Material for this task:
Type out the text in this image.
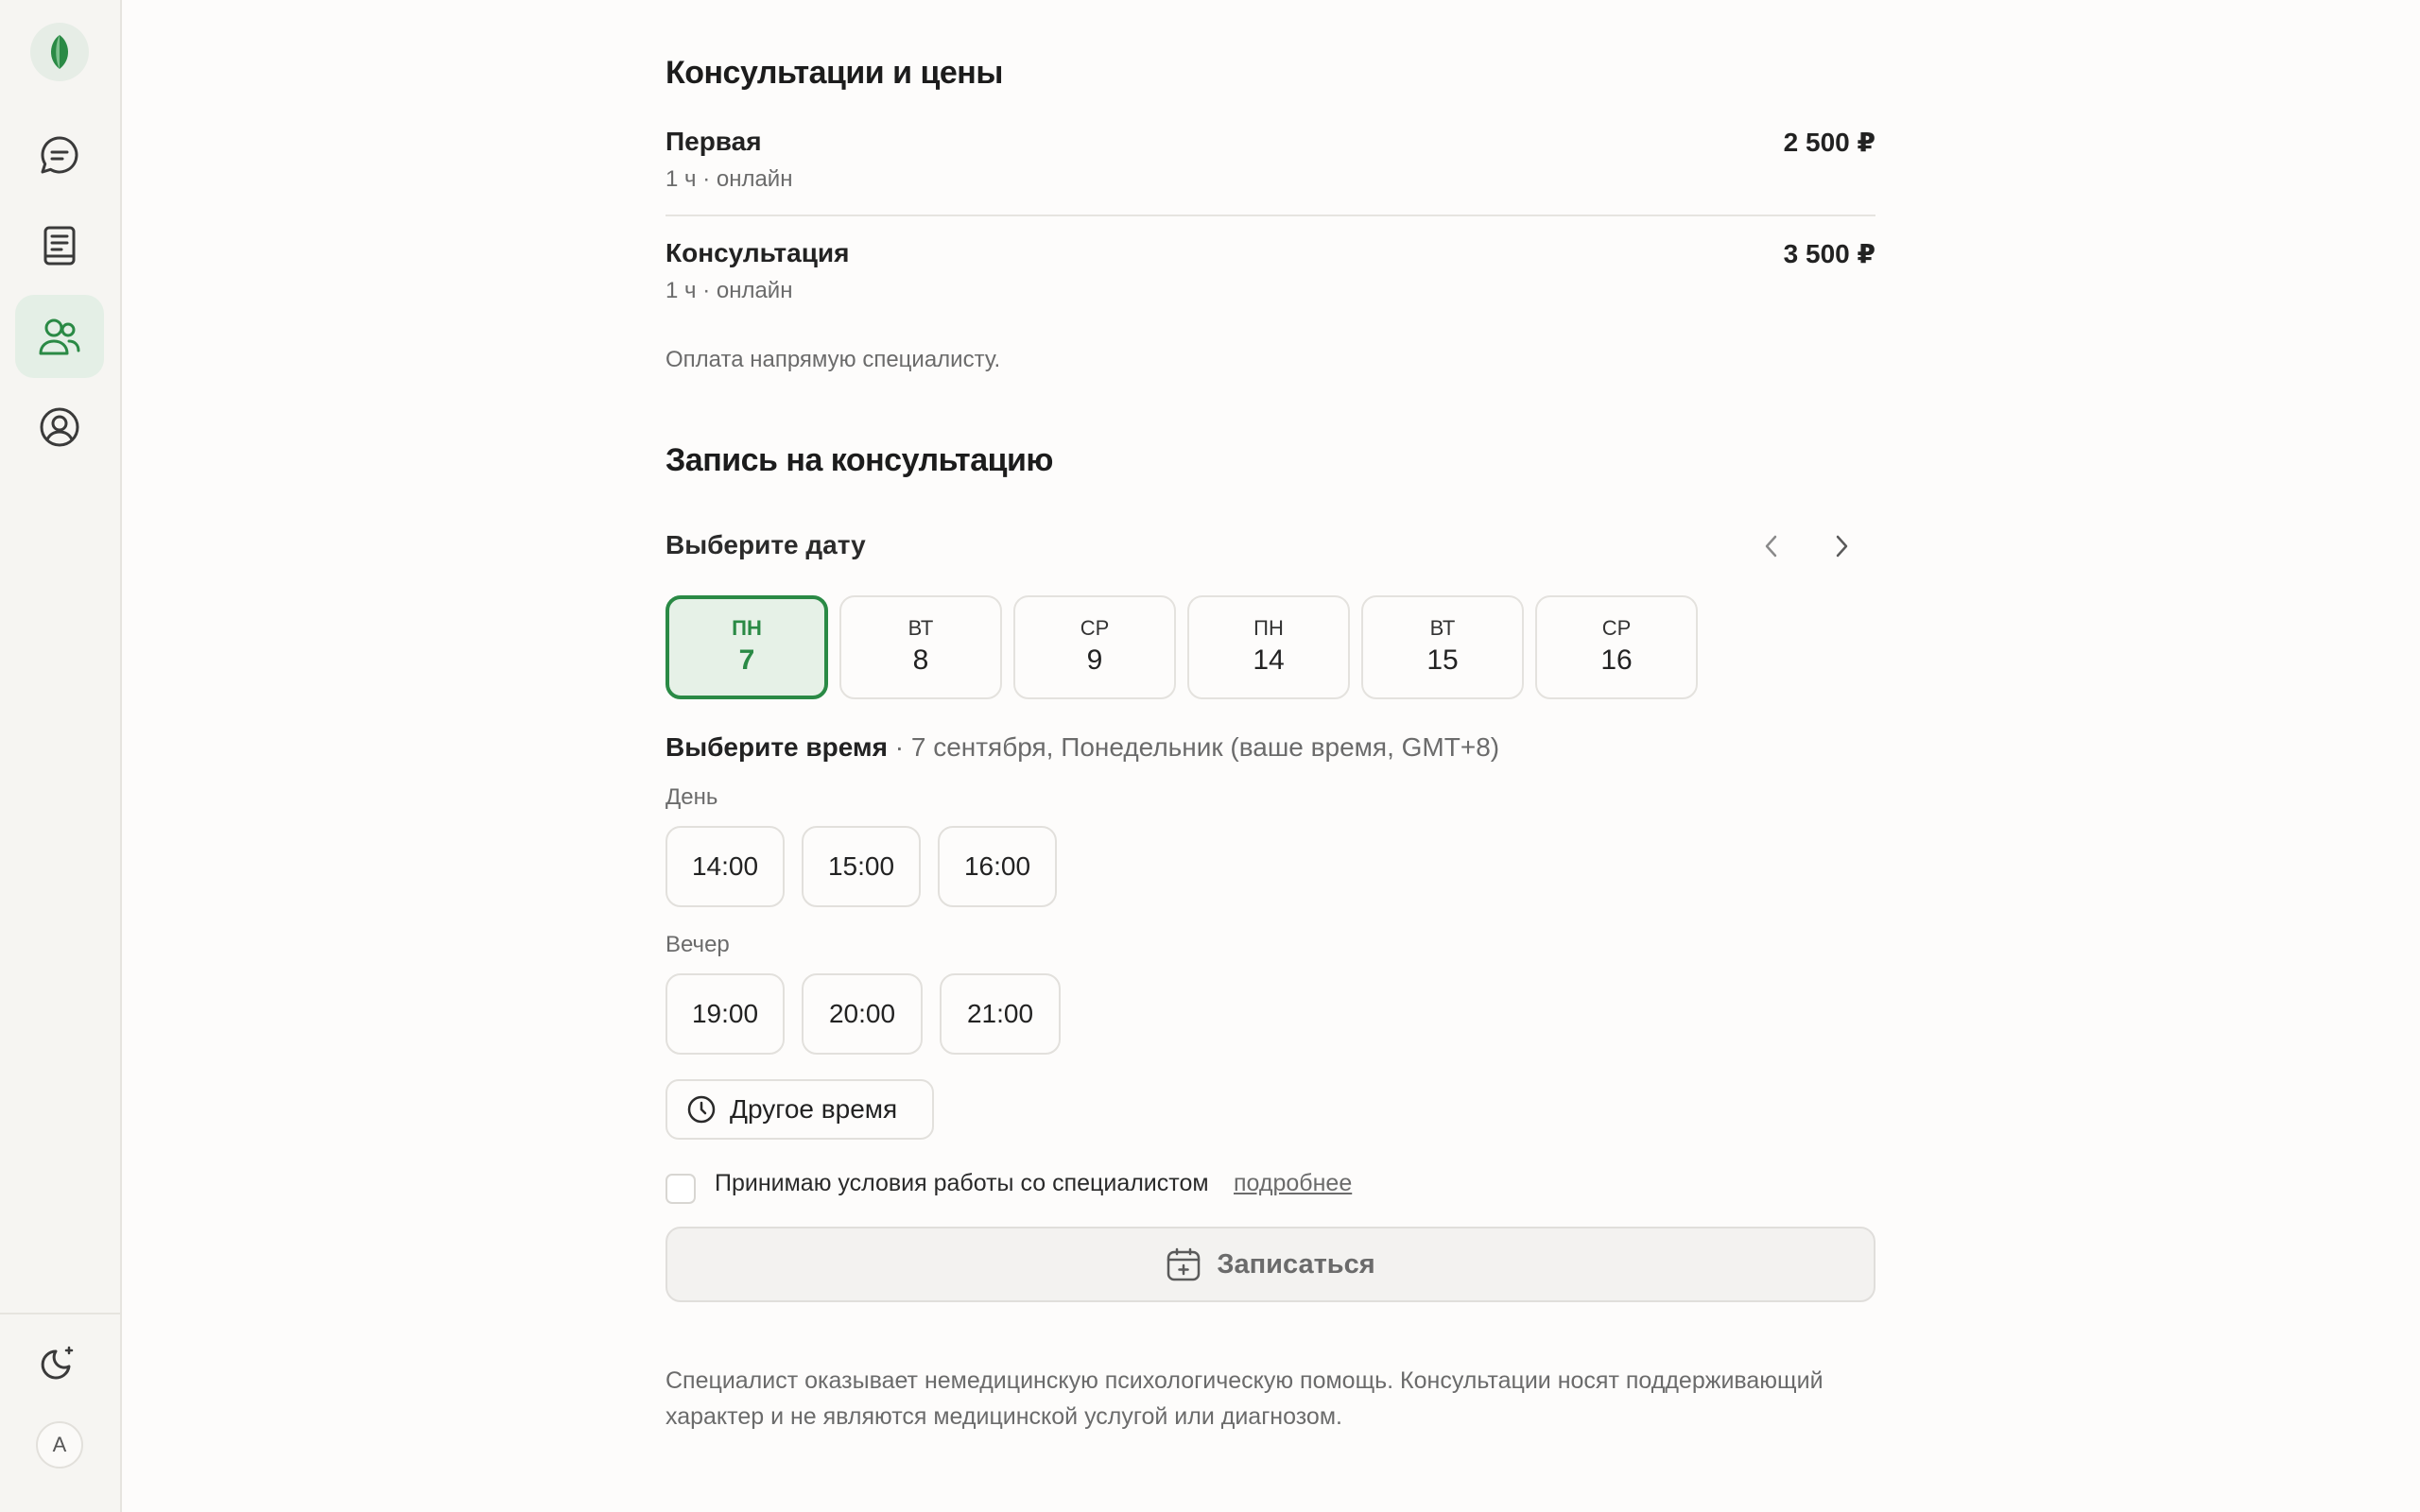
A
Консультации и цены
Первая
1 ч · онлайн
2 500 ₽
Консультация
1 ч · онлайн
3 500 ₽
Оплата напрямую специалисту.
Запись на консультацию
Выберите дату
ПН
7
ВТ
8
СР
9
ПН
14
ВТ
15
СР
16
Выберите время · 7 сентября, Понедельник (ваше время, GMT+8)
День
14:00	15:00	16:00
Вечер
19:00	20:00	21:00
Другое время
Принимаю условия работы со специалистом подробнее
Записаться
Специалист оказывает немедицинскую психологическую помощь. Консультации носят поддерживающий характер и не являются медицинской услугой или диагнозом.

* * *

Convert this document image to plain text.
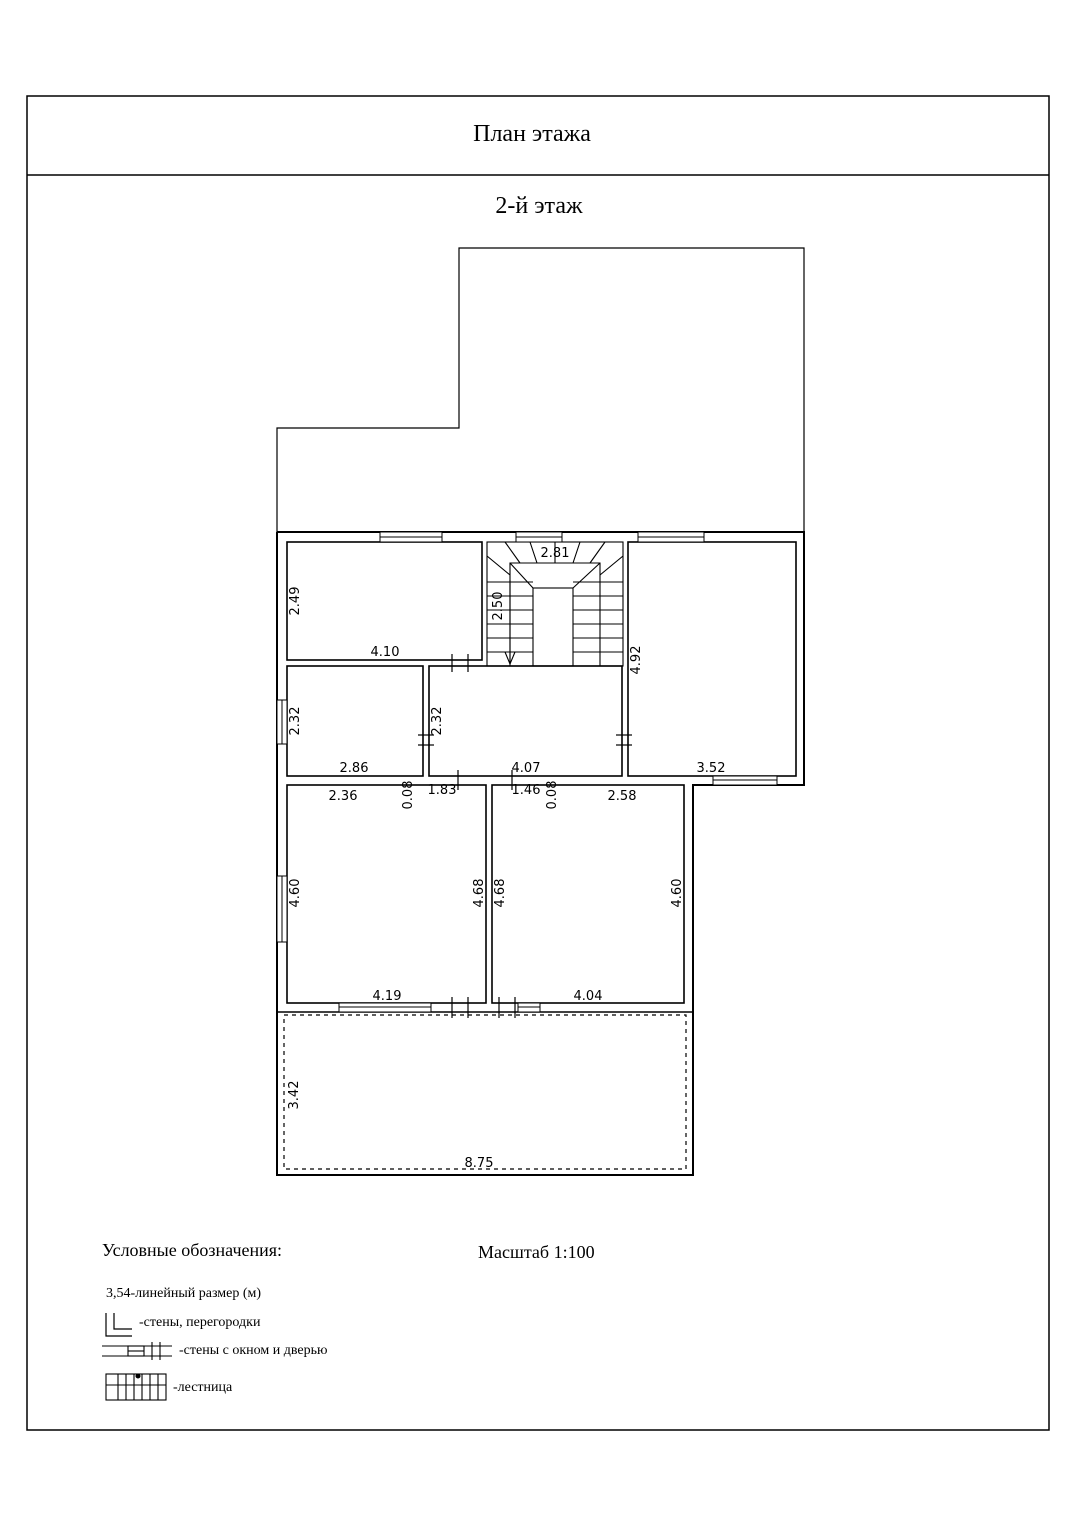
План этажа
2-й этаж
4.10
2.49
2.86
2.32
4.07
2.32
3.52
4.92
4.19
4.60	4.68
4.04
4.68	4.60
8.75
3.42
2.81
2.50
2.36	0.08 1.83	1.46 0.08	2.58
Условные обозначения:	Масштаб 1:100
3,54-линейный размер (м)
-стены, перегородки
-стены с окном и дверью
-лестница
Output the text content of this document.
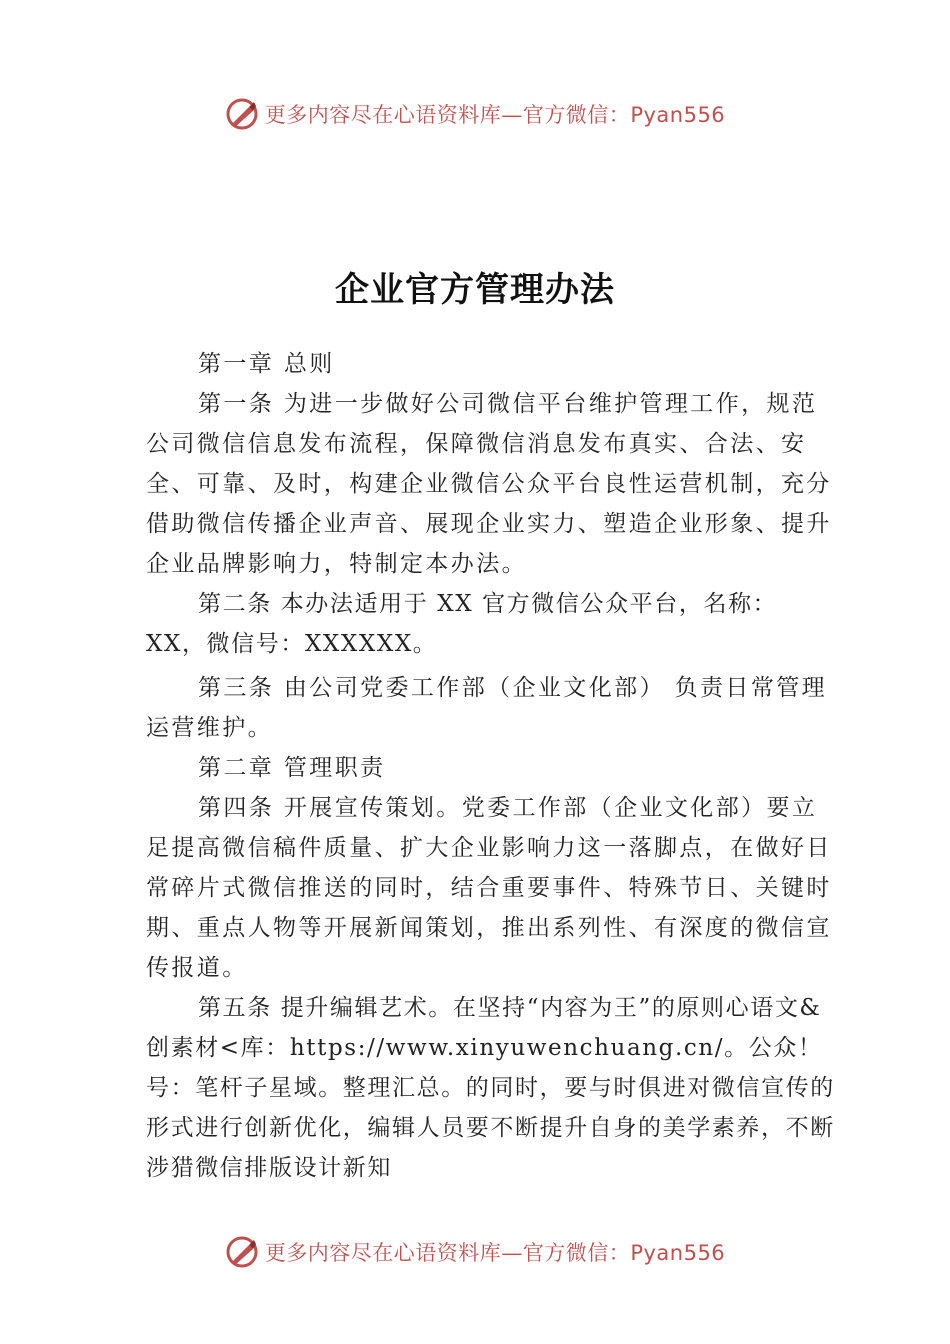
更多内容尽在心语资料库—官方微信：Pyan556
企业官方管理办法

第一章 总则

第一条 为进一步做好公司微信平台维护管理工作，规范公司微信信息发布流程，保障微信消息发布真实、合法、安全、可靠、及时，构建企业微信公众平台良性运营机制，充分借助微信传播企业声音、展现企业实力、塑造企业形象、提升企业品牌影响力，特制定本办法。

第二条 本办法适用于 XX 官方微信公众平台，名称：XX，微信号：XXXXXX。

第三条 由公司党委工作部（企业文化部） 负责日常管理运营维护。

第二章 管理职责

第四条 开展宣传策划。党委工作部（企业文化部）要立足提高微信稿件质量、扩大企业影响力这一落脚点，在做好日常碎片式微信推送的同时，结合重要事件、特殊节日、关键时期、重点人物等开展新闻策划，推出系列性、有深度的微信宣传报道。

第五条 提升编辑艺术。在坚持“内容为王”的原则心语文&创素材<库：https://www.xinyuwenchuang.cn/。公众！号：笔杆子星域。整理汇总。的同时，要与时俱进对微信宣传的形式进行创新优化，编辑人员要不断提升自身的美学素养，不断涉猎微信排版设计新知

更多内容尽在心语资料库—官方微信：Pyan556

Goal: Gather from the entries above all lines that include the string "document".

Result for this task:
Convert this document image to plain text.
Output the text content of this document.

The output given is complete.